# [Data extract]
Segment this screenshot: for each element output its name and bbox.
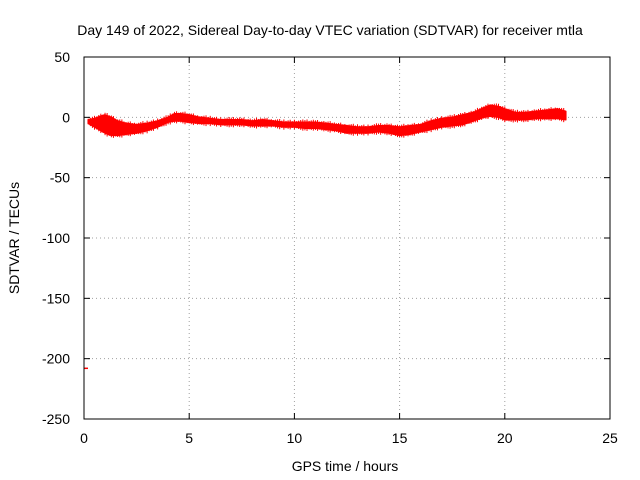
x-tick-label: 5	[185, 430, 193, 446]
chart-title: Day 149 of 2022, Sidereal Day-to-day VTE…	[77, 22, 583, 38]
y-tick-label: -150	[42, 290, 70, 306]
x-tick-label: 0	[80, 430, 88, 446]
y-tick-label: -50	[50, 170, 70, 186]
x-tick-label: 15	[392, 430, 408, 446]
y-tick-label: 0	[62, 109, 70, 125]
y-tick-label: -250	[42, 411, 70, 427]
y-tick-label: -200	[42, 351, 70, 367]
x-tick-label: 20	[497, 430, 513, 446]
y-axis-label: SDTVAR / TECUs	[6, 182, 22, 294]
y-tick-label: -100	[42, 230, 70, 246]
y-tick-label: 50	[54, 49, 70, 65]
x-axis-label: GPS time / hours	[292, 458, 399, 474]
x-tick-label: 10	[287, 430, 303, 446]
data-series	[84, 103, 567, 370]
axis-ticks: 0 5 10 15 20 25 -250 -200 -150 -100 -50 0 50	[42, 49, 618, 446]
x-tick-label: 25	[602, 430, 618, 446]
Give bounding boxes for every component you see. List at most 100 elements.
==
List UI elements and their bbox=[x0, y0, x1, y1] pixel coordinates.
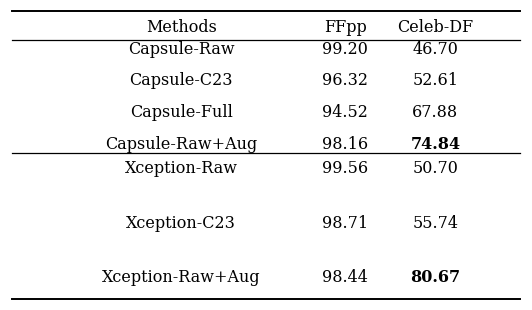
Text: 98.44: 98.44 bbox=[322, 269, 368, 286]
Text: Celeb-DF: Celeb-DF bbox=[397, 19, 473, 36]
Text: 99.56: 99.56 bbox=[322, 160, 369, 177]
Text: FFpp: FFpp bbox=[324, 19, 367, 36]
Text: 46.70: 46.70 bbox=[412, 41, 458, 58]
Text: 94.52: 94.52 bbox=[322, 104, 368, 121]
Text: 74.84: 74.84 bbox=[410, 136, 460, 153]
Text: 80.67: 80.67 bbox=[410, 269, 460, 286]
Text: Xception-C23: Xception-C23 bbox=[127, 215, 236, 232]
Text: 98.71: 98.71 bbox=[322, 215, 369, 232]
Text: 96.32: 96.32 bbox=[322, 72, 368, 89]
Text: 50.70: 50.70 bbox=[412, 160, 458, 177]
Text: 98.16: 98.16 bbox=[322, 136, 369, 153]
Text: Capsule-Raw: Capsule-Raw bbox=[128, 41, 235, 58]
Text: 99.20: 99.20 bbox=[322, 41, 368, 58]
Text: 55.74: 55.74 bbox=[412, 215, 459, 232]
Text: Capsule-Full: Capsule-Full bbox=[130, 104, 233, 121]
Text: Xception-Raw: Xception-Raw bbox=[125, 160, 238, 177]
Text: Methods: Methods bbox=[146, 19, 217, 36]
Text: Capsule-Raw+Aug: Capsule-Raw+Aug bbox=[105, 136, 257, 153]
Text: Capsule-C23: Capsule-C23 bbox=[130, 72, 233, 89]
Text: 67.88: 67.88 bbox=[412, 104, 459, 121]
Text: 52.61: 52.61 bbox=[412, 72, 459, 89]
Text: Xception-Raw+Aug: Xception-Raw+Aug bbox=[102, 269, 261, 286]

# [Task instructions]
Output the record lines between the line containing "Segment this screenshot: for" and the line containing "Give bounding boxes", inclusive, as a Markdown table with the columns Row and Record line. Number each line, skip blank lines, and leave out the pictures.

# [Output of the exercise]
| Row | Record line |
|---|---|
| 1 | Segment this screenshot: for each element output its name and bbox. |
| 2 | x-tick-label: 5	[185, 430, 193, 446] |
| 3 | chart-title: Day 149 of 2022, Sidereal Day-to-day VTE…	[77, 22, 583, 38] |
| 4 | y-tick-label: -150	[42, 290, 70, 306] |
| 5 | x-tick-label: 0	[80, 430, 88, 446] |
| 6 | y-tick-label: -50	[50, 170, 70, 186] |
| 7 | x-tick-label: 15	[392, 430, 408, 446] |
| 8 | y-tick-label: 0	[62, 109, 70, 125] |
| 9 | y-tick-label: -250	[42, 411, 70, 427] |
| 10 | y-tick-label: -200	[42, 351, 70, 367] |
| 11 | x-tick-label: 20	[497, 430, 513, 446] |
| 12 | y-axis-label: SDTVAR / TECUs	[6, 182, 22, 294] |
| 13 | y-tick-label: -100	[42, 230, 70, 246] |
| 14 | y-tick-label: 50	[54, 49, 70, 65] |
| 15 | x-axis-label: GPS time / hours	[292, 458, 399, 474] |
| 16 | x-tick-label: 10	[287, 430, 303, 446] |
| 17 | data-series	[84, 103, 567, 370] |
| 18 | axis-ticks: 0 5 10 15 20 25 -250 -200 -150 -100 -50 0 50	[42, 49, 618, 446] |
| 19 | x-tick-label: 25	[602, 430, 618, 446] |
| 20 | Give bounding boxes for every component you see. List at most 100 elements. |